**WHAT YOU WILL DO:** Restate the entire listing word for word.

═══ RECORDS SHOWN ═══

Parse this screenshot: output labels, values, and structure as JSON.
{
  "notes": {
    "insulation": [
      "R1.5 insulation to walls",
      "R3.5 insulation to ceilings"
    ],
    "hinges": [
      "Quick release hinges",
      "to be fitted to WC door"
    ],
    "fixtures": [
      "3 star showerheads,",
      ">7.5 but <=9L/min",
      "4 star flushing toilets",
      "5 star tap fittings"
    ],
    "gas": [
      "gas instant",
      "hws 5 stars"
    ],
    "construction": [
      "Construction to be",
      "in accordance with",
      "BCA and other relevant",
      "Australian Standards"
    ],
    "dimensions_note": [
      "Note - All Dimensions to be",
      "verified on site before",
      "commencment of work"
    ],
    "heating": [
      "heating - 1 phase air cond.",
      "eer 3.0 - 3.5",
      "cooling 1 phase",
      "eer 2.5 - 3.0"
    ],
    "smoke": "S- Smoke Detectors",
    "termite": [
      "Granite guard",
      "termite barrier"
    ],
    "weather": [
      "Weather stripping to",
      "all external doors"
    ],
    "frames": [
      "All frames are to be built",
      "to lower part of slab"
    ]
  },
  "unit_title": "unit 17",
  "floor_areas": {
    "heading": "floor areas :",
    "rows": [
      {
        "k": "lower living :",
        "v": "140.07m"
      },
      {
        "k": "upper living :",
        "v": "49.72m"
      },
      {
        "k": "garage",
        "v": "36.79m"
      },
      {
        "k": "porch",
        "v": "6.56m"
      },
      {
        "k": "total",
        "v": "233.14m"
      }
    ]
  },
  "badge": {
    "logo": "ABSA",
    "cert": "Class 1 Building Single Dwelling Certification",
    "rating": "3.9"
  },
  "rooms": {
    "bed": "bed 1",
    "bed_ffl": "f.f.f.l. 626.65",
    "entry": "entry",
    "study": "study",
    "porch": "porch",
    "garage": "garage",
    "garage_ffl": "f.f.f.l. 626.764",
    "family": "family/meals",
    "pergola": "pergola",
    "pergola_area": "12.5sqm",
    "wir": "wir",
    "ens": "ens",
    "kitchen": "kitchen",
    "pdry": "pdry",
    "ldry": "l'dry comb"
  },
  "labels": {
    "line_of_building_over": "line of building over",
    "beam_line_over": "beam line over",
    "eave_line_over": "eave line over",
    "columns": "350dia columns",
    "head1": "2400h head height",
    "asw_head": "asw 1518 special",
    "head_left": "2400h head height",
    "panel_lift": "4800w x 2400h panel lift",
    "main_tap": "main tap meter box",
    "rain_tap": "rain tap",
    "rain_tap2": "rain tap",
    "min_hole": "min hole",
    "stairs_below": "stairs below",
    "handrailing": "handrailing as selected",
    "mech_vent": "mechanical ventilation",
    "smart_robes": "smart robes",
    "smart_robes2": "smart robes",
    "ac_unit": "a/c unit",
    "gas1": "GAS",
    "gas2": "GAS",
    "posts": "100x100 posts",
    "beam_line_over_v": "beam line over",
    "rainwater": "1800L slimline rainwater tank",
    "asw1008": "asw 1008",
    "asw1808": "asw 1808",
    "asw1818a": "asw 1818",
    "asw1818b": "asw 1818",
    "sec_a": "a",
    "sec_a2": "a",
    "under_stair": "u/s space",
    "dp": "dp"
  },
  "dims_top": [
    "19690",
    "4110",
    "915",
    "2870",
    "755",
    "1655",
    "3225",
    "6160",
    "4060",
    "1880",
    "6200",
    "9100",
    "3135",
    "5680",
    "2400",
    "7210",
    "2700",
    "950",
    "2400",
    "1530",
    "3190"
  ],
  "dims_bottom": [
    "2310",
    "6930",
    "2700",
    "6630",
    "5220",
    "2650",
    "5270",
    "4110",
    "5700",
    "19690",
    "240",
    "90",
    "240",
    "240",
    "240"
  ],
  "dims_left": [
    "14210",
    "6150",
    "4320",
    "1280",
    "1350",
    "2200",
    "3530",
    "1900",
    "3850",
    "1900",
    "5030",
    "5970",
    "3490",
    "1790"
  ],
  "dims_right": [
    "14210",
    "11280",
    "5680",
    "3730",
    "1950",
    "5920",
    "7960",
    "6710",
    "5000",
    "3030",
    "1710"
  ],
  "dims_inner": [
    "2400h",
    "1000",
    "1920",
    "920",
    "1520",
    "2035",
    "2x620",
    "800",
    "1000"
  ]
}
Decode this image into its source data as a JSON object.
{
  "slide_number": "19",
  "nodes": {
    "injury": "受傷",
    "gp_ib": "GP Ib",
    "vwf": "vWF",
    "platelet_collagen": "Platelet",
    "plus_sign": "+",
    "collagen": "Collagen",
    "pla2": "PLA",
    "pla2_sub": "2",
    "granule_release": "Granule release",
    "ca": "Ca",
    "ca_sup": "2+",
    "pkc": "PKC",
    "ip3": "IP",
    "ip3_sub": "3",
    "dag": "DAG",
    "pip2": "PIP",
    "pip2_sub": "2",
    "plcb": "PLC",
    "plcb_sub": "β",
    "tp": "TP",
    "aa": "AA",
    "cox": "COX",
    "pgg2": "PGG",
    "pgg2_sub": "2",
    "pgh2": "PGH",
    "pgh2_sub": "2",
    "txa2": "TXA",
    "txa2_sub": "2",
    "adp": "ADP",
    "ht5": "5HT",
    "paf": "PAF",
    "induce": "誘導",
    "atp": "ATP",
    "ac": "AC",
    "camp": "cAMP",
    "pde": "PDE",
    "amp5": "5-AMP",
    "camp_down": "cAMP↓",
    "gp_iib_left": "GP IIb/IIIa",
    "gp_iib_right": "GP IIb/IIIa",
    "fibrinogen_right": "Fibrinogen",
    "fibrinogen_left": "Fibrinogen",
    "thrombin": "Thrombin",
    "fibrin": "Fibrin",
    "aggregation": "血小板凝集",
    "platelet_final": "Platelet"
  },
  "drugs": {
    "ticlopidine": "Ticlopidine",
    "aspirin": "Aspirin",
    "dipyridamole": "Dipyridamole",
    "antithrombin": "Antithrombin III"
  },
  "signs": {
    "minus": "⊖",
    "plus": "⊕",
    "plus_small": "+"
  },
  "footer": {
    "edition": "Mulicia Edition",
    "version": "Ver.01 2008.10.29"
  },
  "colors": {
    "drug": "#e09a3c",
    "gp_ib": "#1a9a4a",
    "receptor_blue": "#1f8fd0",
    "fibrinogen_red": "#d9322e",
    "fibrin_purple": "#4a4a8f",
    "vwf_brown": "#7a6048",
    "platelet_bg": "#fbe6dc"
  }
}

═══

**RESPONSE TO THE TASK:**
Parse this screenshot: output labels, values, and structure as JSON.
{
  "notes": {
    "insulation": [
      "R1.5 insulation to walls",
      "R3.5 insulation to ceilings"
    ],
    "hinges": [
      "Quick release hinges",
      "to be fitted to WC door"
    ],
    "fixtures": [
      "3 star showerheads,",
      ">7.5 but <=9L/min",
      "4 star flushing toilets",
      "5 star tap fittings"
    ],
    "gas": [
      "gas instant",
      "hws 5 stars"
    ],
    "construction": [
      "Construction to be",
      "in accordance with",
      "BCA and other relevant",
      "Australian Standards"
    ],
    "dimensions_note": [
      "Note - All Dimensions to be",
      "verified on site before",
      "commencment of work"
    ],
    "heating": [
      "heating - 1 phase air cond.",
      "eer 3.0 - 3.5",
      "cooling 1 phase",
      "eer 2.5 - 3.0"
    ],
    "smoke": "S- Smoke Detectors",
    "termite": [
      "Granite guard",
      "termite barrier"
    ],
    "weather": [
      "Weather stripping to",
      "all external doors"
    ],
    "frames": [
      "All frames are to be built",
      "to lower part of slab"
    ]
  },
  "unit_title": "unit 17",
  "floor_areas": {
    "heading": "floor areas :",
    "rows": [
      {
        "k": "lower living :",
        "v": "140.07m"
      },
      {
        "k": "upper living :",
        "v": "49.72m"
      },
      {
        "k": "garage",
        "v": "36.79m"
      },
      {
        "k": "porch",
        "v": "6.56m"
      },
      {
        "k": "total",
        "v": "233.14m"
      }
    ]
  },
  "badge": {
    "logo": "ABSA",
    "cert": "Class 1 Building Single Dwelling Certification",
    "rating": "3.9"
  },
  "rooms": {
    "bed": "bed 1",
    "bed_ffl": "f.f.f.l. 626.65",
    "entry": "entry",
    "study": "study",
    "porch": "porch",
    "garage": "garage",
    "garage_ffl": "f.f.f.l. 626.764",
    "family": "family/meals",
    "pergola": "pergola",
    "pergola_area": "12.5sqm",
    "wir": "wir",
    "ens": "ens",
    "kitchen": "kitchen",
    "pdry": "pdry",
    "ldry": "l'dry comb"
  },
  "labels": {
    "line_of_building_over": "line of building over",
    "beam_line_over": "beam line over",
    "eave_line_over": "eave line over",
    "columns": "350dia columns",
    "head1": "2400h head height",
    "asw_head": "asw 1518 special",
    "head_left": "2400h head height",
    "panel_lift": "4800w x 2400h panel lift",
    "main_tap": "main tap meter box",
    "rain_tap": "rain tap",
    "rain_tap2": "rain tap",
    "min_hole": "min hole",
    "stairs_below": "stairs below",
    "handrailing": "handrailing as selected",
    "mech_vent": "mechanical ventilation",
    "smart_robes": "smart robes",
    "smart_robes2": "smart robes",
    "ac_unit": "a/c unit",
    "gas1": "GAS",
    "gas2": "GAS",
    "posts": "100x100 posts",
    "beam_line_over_v": "beam line over",
    "rainwater": "1800L slimline rainwater tank",
    "asw1008": "asw 1008",
    "asw1808": "asw 1808",
    "asw1818a": "asw 1818",
    "asw1818b": "asw 1818",
    "sec_a": "a",
    "sec_a2": "a",
    "under_stair": "u/s space",
    "dp": "dp"
  },
  "dims_top": [
    "19690",
    "4110",
    "915",
    "2870",
    "755",
    "1655",
    "3225",
    "6160",
    "4060",
    "1880",
    "6200",
    "9100",
    "3135",
    "5680",
    "2400",
    "7210",
    "2700",
    "950",
    "2400",
    "1530",
    "3190"
  ],
  "dims_bottom": [
    "2310",
    "6930",
    "2700",
    "6630",
    "5220",
    "2650",
    "5270",
    "4110",
    "5700",
    "19690",
    "240",
    "90",
    "240",
    "240",
    "240"
  ],
  "dims_left": [
    "14210",
    "6150",
    "4320",
    "1280",
    "1350",
    "2200",
    "3530",
    "1900",
    "3850",
    "1900",
    "5030",
    "5970",
    "3490",
    "1790"
  ],
  "dims_right": [
    "14210",
    "11280",
    "5680",
    "3730",
    "1950",
    "5920",
    "7960",
    "6710",
    "5000",
    "3030",
    "1710"
  ],
  "dims_inner": [
    "2400h",
    "1000",
    "1920",
    "920",
    "1520",
    "2035",
    "2x620",
    "800",
    "1000"
  ]
}
Decode this image into its source data as a JSON object.
{
  "slide_number": "19",
  "nodes": {
    "injury": "受傷",
    "gp_ib": "GP Ib",
    "vwf": "vWF",
    "platelet_collagen": "Platelet",
    "plus_sign": "+",
    "collagen": "Collagen",
    "pla2": "PLA",
    "pla2_sub": "2",
    "granule_release": "Granule release",
    "ca": "Ca",
    "ca_sup": "2+",
    "pkc": "PKC",
    "ip3": "IP",
    "ip3_sub": "3",
    "dag": "DAG",
    "pip2": "PIP",
    "pip2_sub": "2",
    "plcb": "PLC",
    "plcb_sub": "β",
    "tp": "TP",
    "aa": "AA",
    "cox": "COX",
    "pgg2": "PGG",
    "pgg2_sub": "2",
    "pgh2": "PGH",
    "pgh2_sub": "2",
    "txa2": "TXA",
    "txa2_sub": "2",
    "adp": "ADP",
    "ht5": "5HT",
    "paf": "PAF",
    "induce": "誘導",
    "atp": "ATP",
    "ac": "AC",
    "camp": "cAMP",
    "pde": "PDE",
    "amp5": "5-AMP",
    "camp_down": "cAMP↓",
    "gp_iib_left": "GP IIb/IIIa",
    "gp_iib_right": "GP IIb/IIIa",
    "fibrinogen_right": "Fibrinogen",
    "fibrinogen_left": "Fibrinogen",
    "thrombin": "Thrombin",
    "fibrin": "Fibrin",
    "aggregation": "血小板凝集",
    "platelet_final": "Platelet"
  },
  "drugs": {
    "ticlopidine": "Ticlopidine",
    "aspirin": "Aspirin",
    "dipyridamole": "Dipyridamole",
    "antithrombin": "Antithrombin III"
  },
  "signs": {
    "minus": "⊖",
    "plus": "⊕",
    "plus_small": "+"
  },
  "footer": {
    "edition": "Mulicia Edition",
    "version": "Ver.01 2008.10.29"
  },
  "colors": {
    "drug": "#e09a3c",
    "gp_ib": "#1a9a4a",
    "receptor_blue": "#1f8fd0",
    "fibrinogen_red": "#d9322e",
    "fibrin_purple": "#4a4a8f",
    "vwf_brown": "#7a6048",
    "platelet_bg": "#fbe6dc"
  }
}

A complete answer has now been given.